(TASK STATEMENT) Please write the listing below out again exactly, leaving every picture behind.

Extracted data entries
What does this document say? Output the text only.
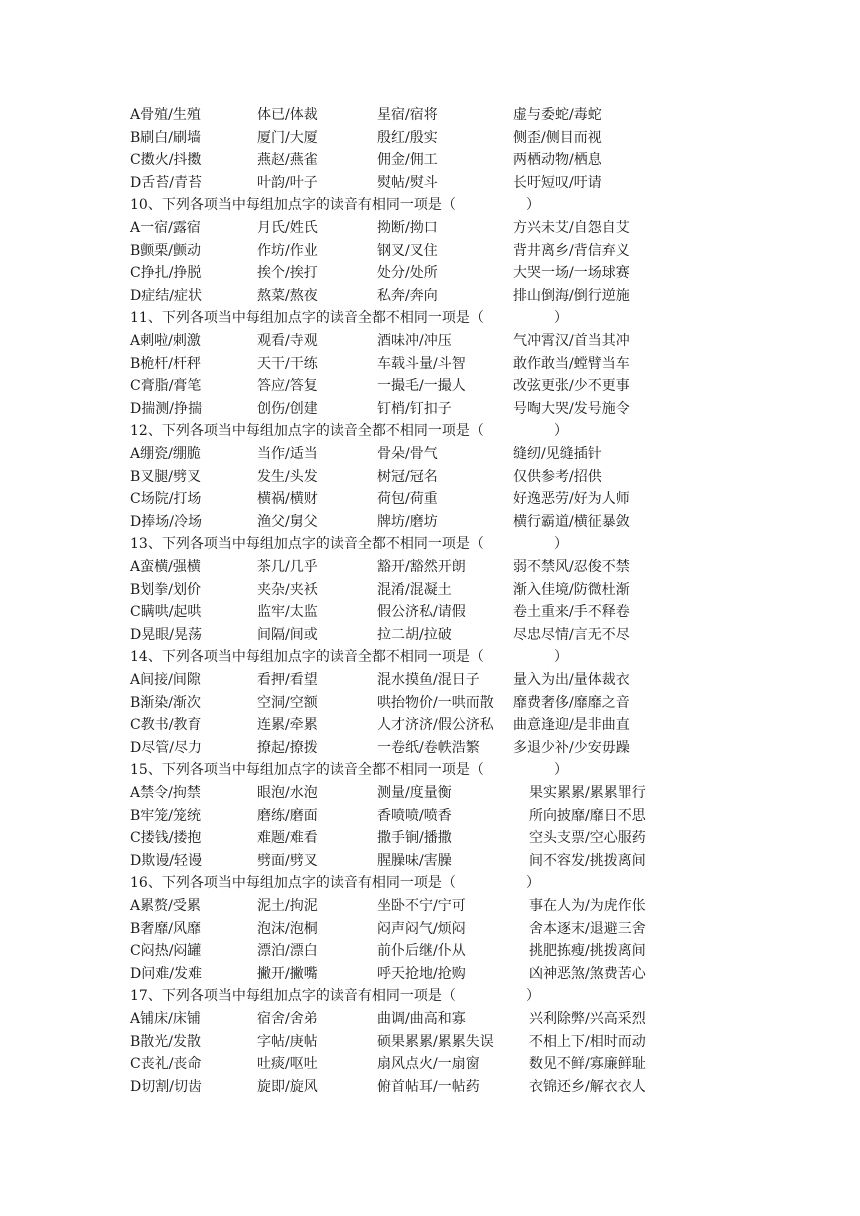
A骨殖/生殖	体已/体裁	星宿/宿将	虚与委蛇/毒蛇
B刷白/刷墙	厦门/大厦	殷红/殷实	侧歪/侧目而视
C擞火/抖擞	燕赵/燕雀	佣金/佣工	两栖动物/栖息
D舌苔/青苔	叶韵/叶子	熨帖/熨斗	长吁短叹/吁请
10、下列各项当中每组加点字的读音有相同一项是（	）
A一宿/露宿	月氏/姓氏	拗断/拗口	方兴未艾/自怨自艾
B颤栗/颤动	作坊/作业	钢叉/叉住	背井离乡/背信弃义
C挣扎/挣脱	挨个/挨打	处分/处所	大哭一场/一场球赛
D症结/症状	熬菜/熬夜	私奔/奔向	排山倒海/倒行逆施
11、下列各项当中每组加点字的读音全都不相同一项是（	）
A刺啦/刺激	观看/寺观	酒味冲/冲压	气冲霄汉/首当其冲
B桅杆/杆秤	天干/干练	车载斗量/斗智	敢作敢当/螳臂当车
C膏脂/膏笔	答应/答复	一撮毛/一撮人	改弦更张/少不更事
D揣测/挣揣	创伤/创建	钉梢/钉扣子	号啕大哭/发号施令
12、下列各项当中每组加点字的读音全都不相同一项是（	）
A绷瓷/绷脆	当作/适当	骨朵/骨气	缝纫/见缝插针
B叉腿/劈叉	发生/头发	树冠/冠名	仅供参考/招供
C场院/打场	横祸/横财	荷包/荷重	好逸恶劳/好为人师
D捧场/冷场	渔父/舅父	牌坊/磨坊	横行霸道/横征暴敛
13、下列各项当中每组加点字的读音全都不相同一项是（	）
A蛮横/强横	茶几/几乎	豁开/豁然开朗	弱不禁风/忍俊不禁
B划拳/划价	夹杂/夹袄	混淆/混凝土	渐入佳境/防微杜渐
C瞒哄/起哄	监牢/太监	假公济私/请假	卷土重来/手不释卷
D晃眼/晃荡	间隔/间或	拉二胡/拉破	尽忠尽情/言无不尽
14、下列各项当中每组加点字的读音全都不相同一项是（	）
A间接/间隙	看押/看望	混水摸鱼/混日子 量入为出/量体裁衣
B渐染/渐次	空洞/空额	哄抬物价/一哄而散 靡费奢侈/靡靡之音
C教书/教育	连累/牵累	人才济济/假公济私 曲意逢迎/是非曲直
D尽管/尽力	撩起/撩拨	一卷纸/卷帙浩繁 多退少补/少安毋躁
15、下列各项当中每组加点字的读音全都不相同一项是（	）
A禁令/拘禁	眼泡/水泡	测量/度量衡	果实累累/累累罪行
B牢笼/笼统	磨练/磨面	香喷喷/喷香	所向披靡/靡日不思
C搂钱/搂抱	难题/难看	撒手锏/播撒	空头支票/空心服药
D欺谩/轻谩	劈面/劈叉	腥臊味/害臊	间不容发/挑拨离间
16、下列各项当中每组加点字的读音有相同一项是（	）
A累赘/受累	泥土/拘泥	坐卧不宁/宁可	事在人为/为虎作伥
B奢靡/风靡	泡沫/泡桐	闷声闷气/烦闷	舍本逐末/退避三舍
C闷热/闷罐	漂泊/漂白	前仆后继/仆从	挑肥拣瘦/挑拨离间
D问难/发难	撇开/撇嘴	呼天抢地/抢购	凶神恶煞/煞费苦心
17、下列各项当中每组加点字的读音有相同一项是（	）
A铺床/床铺	宿舍/舍弟	曲调/曲高和寡	兴利除弊/兴高采烈
B散光/发散	字帖/庚帖	硕果累累/累累失误	不相上下/相时而动
C丧礼/丧命	吐痰/呕吐	扇风点火/一扇窗	数见不鲜/寡廉鲜耻
D切割/切齿	旋即/旋风	俯首帖耳/一帖药	衣锦还乡/解衣衣人
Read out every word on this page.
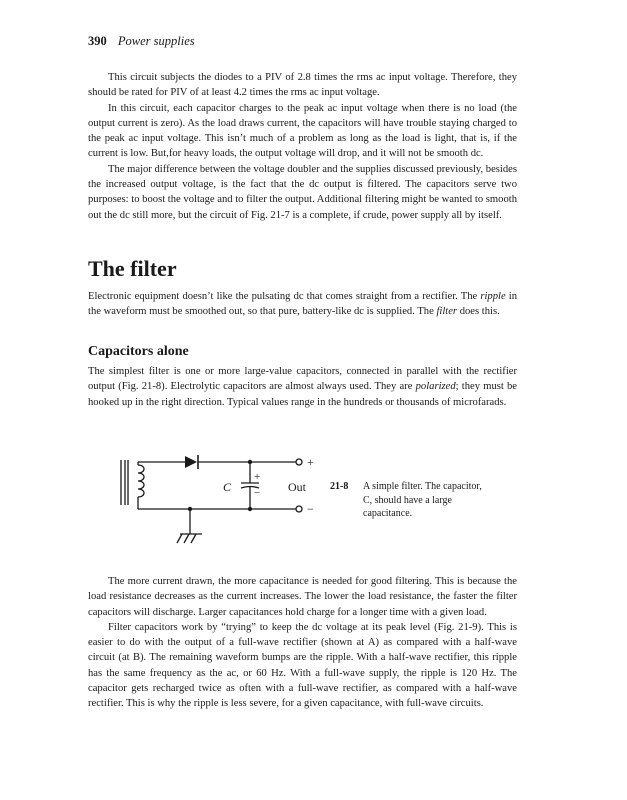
390 Power supplies

This circuit subjects the diodes to a PIV of 2.8 times the rms ac input voltage. Therefore, they should be rated for PIV of at least 4.2 times the rms ac input voltage.

In this circuit, each capacitor charges to the peak ac input voltage when there is no load (the output current is zero). As the load draws current, the capacitors will have trouble staying charged to the peak ac input voltage. This isn’t much of a problem as long as the load is light, that is, if the current is low. But,for heavy loads, the output voltage will drop, and it will not be smooth dc.

The major difference between the voltage doubler and the supplies discussed previously, besides the increased output voltage, is the fact that the dc output is filtered. The capacitors serve two purposes: to boost the voltage and to filter the output. Additional filtering might be wanted to smooth out the dc still more, but the circuit of Fig. 21-7 is a complete, if crude, power supply all by itself.

The filter

Electronic equipment doesn’t like the pulsating dc that comes straight from a rectifier. The ripple in the waveform must be smoothed out, so that pure, battery-like dc is supplied. The filter does this.

Capacitors alone

The simplest filter is one or more large-value capacitors, connected in parallel with the rectifier output (Fig. 21-8). Electrolytic capacitors are almost always used. They are polarized; they must be hooked up in the right direction. Typical values range in the hundreds or thousands of microfarads.

C
+
− Out
+
−
21-8 A simple filter. The capacitor, C, should have a large capacitance.

The more current drawn, the more capacitance is needed for good filtering. This is because the load resistance decreases as the current increases. The lower the load resistance, the faster the filter capacitors will discharge. Larger capacitances hold charge for a longer time with a given load.

Filter capacitors work by “trying” to keep the dc voltage at its peak level (Fig. 21-9). This is easier to do with the output of a full-wave rectifier (shown at A) as compared with a half-wave circuit (at B). The remaining waveform bumps are the ripple. With a half-wave rectifier, this ripple has the same frequency as the ac, or 60 Hz. With a full-wave supply, the ripple is 120 Hz. The capacitor gets recharged twice as often with a full-wave rectifier, as compared with a half-wave rectifier. This is why the ripple is less severe, for a given capacitance, with full-wave circuits.
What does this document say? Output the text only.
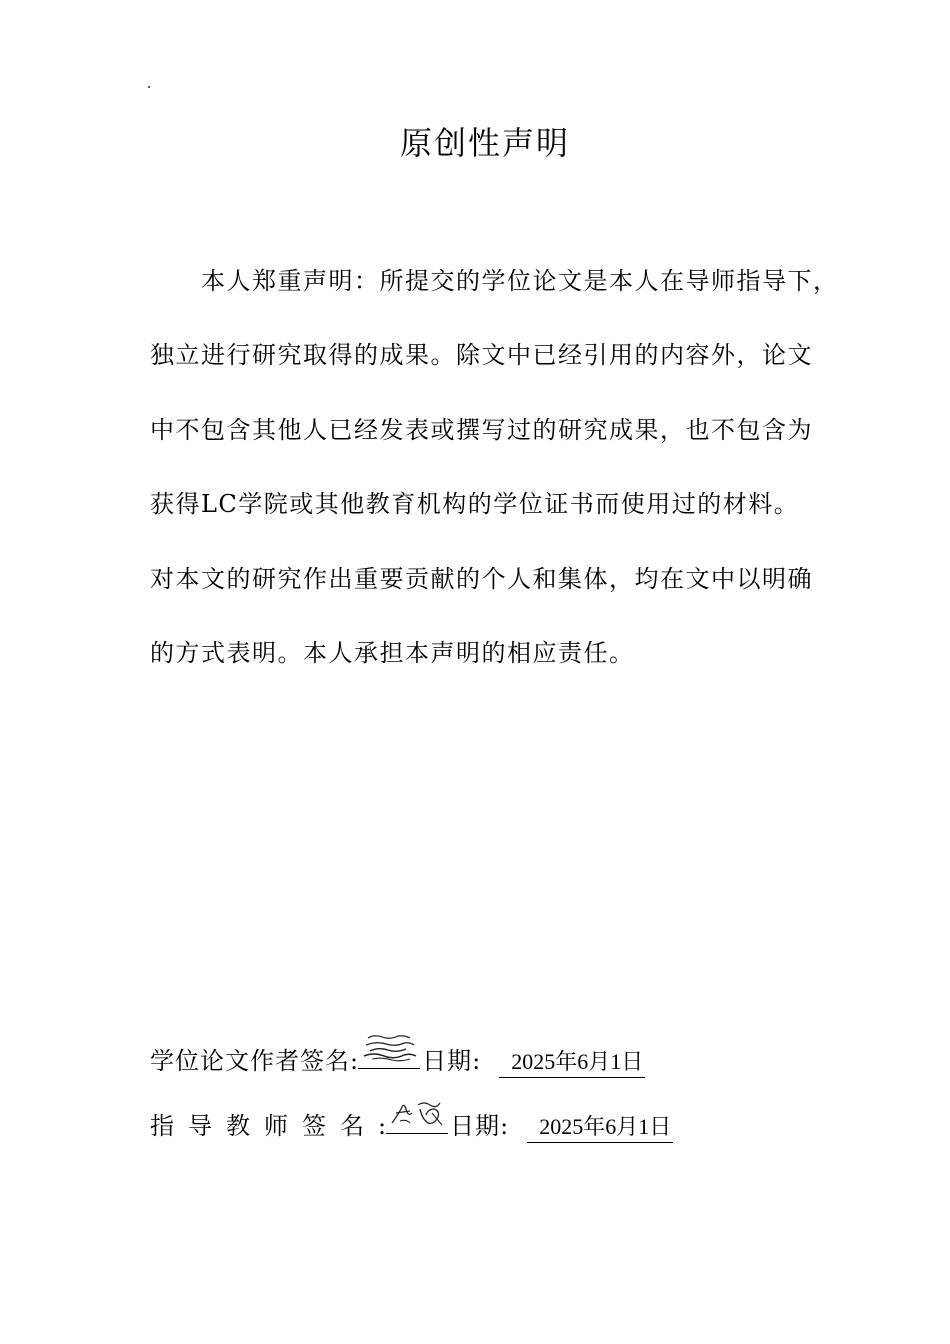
原创性声明
本人郑重声明：所提交的学位论文是本人在导师指导下，
独立进行研究取得的成果。除文中已经引用的内容外，论文
中不包含其他人已经发表或撰写过的研究成果，也不包含为
获得LC学院或其他教育机构的学位证书而使用过的材料。
对本文的研究作出重要贡献的个人和集体，均在文中以明确
的方式表明。本人承担本声明的相应责任。
学位论文作者签名 :	日期:	2025年6月1日
指导教师签名 :	日期:	2025年6月1日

(SOLUTION FOR THIS EXERCISE)
What does this document say? Output the text only.
A骨殖/生殖	体已/体裁	星宿/宿将	虚与委蛇/毒蛇
B刷白/刷墙	厦门/大厦	殷红/殷实	侧歪/侧目而视
C擞火/抖擞	燕赵/燕雀	佣金/佣工	两栖动物/栖息
D舌苔/青苔	叶韵/叶子	熨帖/熨斗	长吁短叹/吁请
10、下列各项当中每组加点字的读音有相同一项是（	）
A一宿/露宿	月氏/姓氏	拗断/拗口	方兴未艾/自怨自艾
B颤栗/颤动	作坊/作业	钢叉/叉住	背井离乡/背信弃义
C挣扎/挣脱	挨个/挨打	处分/处所	大哭一场/一场球赛
D症结/症状	熬菜/熬夜	私奔/奔向	排山倒海/倒行逆施
11、下列各项当中每组加点字的读音全都不相同一项是（	）
A刺啦/刺激	观看/寺观	酒味冲/冲压	气冲霄汉/首当其冲
B桅杆/杆秤	天干/干练	车载斗量/斗智	敢作敢当/螳臂当车
C膏脂/膏笔	答应/答复	一撮毛/一撮人	改弦更张/少不更事
D揣测/挣揣	创伤/创建	钉梢/钉扣子	号啕大哭/发号施令
12、下列各项当中每组加点字的读音全都不相同一项是（	）
A绷瓷/绷脆	当作/适当	骨朵/骨气	缝纫/见缝插针
B叉腿/劈叉	发生/头发	树冠/冠名	仅供参考/招供
C场院/打场	横祸/横财	荷包/荷重	好逸恶劳/好为人师
D捧场/冷场	渔父/舅父	牌坊/磨坊	横行霸道/横征暴敛
13、下列各项当中每组加点字的读音全都不相同一项是（	）
A蛮横/强横	茶几/几乎	豁开/豁然开朗	弱不禁风/忍俊不禁
B划拳/划价	夹杂/夹袄	混淆/混凝土	渐入佳境/防微杜渐
C瞒哄/起哄	监牢/太监	假公济私/请假	卷土重来/手不释卷
D晃眼/晃荡	间隔/间或	拉二胡/拉破	尽忠尽情/言无不尽
14、下列各项当中每组加点字的读音全都不相同一项是（	）
A间接/间隙	看押/看望	混水摸鱼/混日子 量入为出/量体裁衣
B渐染/渐次	空洞/空额	哄抬物价/一哄而散 靡费奢侈/靡靡之音
C教书/教育	连累/牵累	人才济济/假公济私 曲意逢迎/是非曲直
D尽管/尽力	撩起/撩拨	一卷纸/卷帙浩繁 多退少补/少安毋躁
15、下列各项当中每组加点字的读音全都不相同一项是（	）
A禁令/拘禁	眼泡/水泡	测量/度量衡	果实累累/累累罪行
B牢笼/笼统	磨练/磨面	香喷喷/喷香	所向披靡/靡日不思
C搂钱/搂抱	难题/难看	撒手锏/播撒	空头支票/空心服药
D欺谩/轻谩	劈面/劈叉	腥臊味/害臊	间不容发/挑拨离间
16、下列各项当中每组加点字的读音有相同一项是（	）
A累赘/受累	泥土/拘泥	坐卧不宁/宁可	事在人为/为虎作伥
B奢靡/风靡	泡沫/泡桐	闷声闷气/烦闷	舍本逐末/退避三舍
C闷热/闷罐	漂泊/漂白	前仆后继/仆从	挑肥拣瘦/挑拨离间
D问难/发难	撇开/撇嘴	呼天抢地/抢购	凶神恶煞/煞费苦心
17、下列各项当中每组加点字的读音有相同一项是（	）
A铺床/床铺	宿舍/舍弟	曲调/曲高和寡	兴利除弊/兴高采烈
B散光/发散	字帖/庚帖	硕果累累/累累失误	不相上下/相时而动
C丧礼/丧命	吐痰/呕吐	扇风点火/一扇窗	数见不鲜/寡廉鲜耻
D切割/切齿	旋即/旋风	俯首帖耳/一帖药	衣锦还乡/解衣衣人
Read out every word on this page.
390 Power supplies

This circuit subjects the diodes to a PIV of 2.8 times the rms ac input voltage. Therefore, they should be rated for PIV of at least 4.2 times the rms ac input voltage.

In this circuit, each capacitor charges to the peak ac input voltage when there is no load (the output current is zero). As the load draws current, the capacitors will have trouble staying charged to the peak ac input voltage. This isn’t much of a problem as long as the load is light, that is, if the current is low. But,for heavy loads, the output voltage will drop, and it will not be smooth dc.

The major difference between the voltage doubler and the supplies discussed previously, besides the increased output voltage, is the fact that the dc output is filtered. The capacitors serve two purposes: to boost the voltage and to filter the output. Additional filtering might be wanted to smooth out the dc still more, but the circuit of Fig. 21-7 is a complete, if crude, power supply all by itself.

The filter

Electronic equipment doesn’t like the pulsating dc that comes straight from a rectifier. The ripple in the waveform must be smoothed out, so that pure, battery-like dc is supplied. The filter does this.

Capacitors alone

The simplest filter is one or more large-value capacitors, connected in parallel with the rectifier output (Fig. 21-8). Electrolytic capacitors are almost always used. They are polarized; they must be hooked up in the right direction. Typical values range in the hundreds or thousands of microfarads.

C
+
− Out
+
−
21-8 A simple filter. The capacitor, C, should have a large capacitance.

The more current drawn, the more capacitance is needed for good filtering. This is because the load resistance decreases as the current increases. The lower the load resistance, the faster the filter capacitors will discharge. Larger capacitances hold charge for a longer time with a given load.

Filter capacitors work by “trying” to keep the dc voltage at its peak level (Fig. 21-9). This is easier to do with the output of a full-wave rectifier (shown at A) as compared with a half-wave circuit (at B). The remaining waveform bumps are the ripple. With a half-wave rectifier, this ripple has the same frequency as the ac, or 60 Hz. With a full-wave supply, the ripple is 120 Hz. The capacitor gets recharged twice as often with a full-wave rectifier, as compared with a half-wave rectifier. This is why the ripple is less severe, for a given capacitance, with full-wave circuits.
What does this document say? Output the text only.
原创性声明
本人郑重声明：所提交的学位论文是本人在导师指导下，
独立进行研究取得的成果。除文中已经引用的内容外，论文
中不包含其他人已经发表或撰写过的研究成果，也不包含为
获得LC学院或其他教育机构的学位证书而使用过的材料。
对本文的研究作出重要贡献的个人和集体，均在文中以明确
的方式表明。本人承担本声明的相应责任。
学位论文作者签名 :	日期:	2025年6月1日
指导教师签名 :	日期:	2025年6月1日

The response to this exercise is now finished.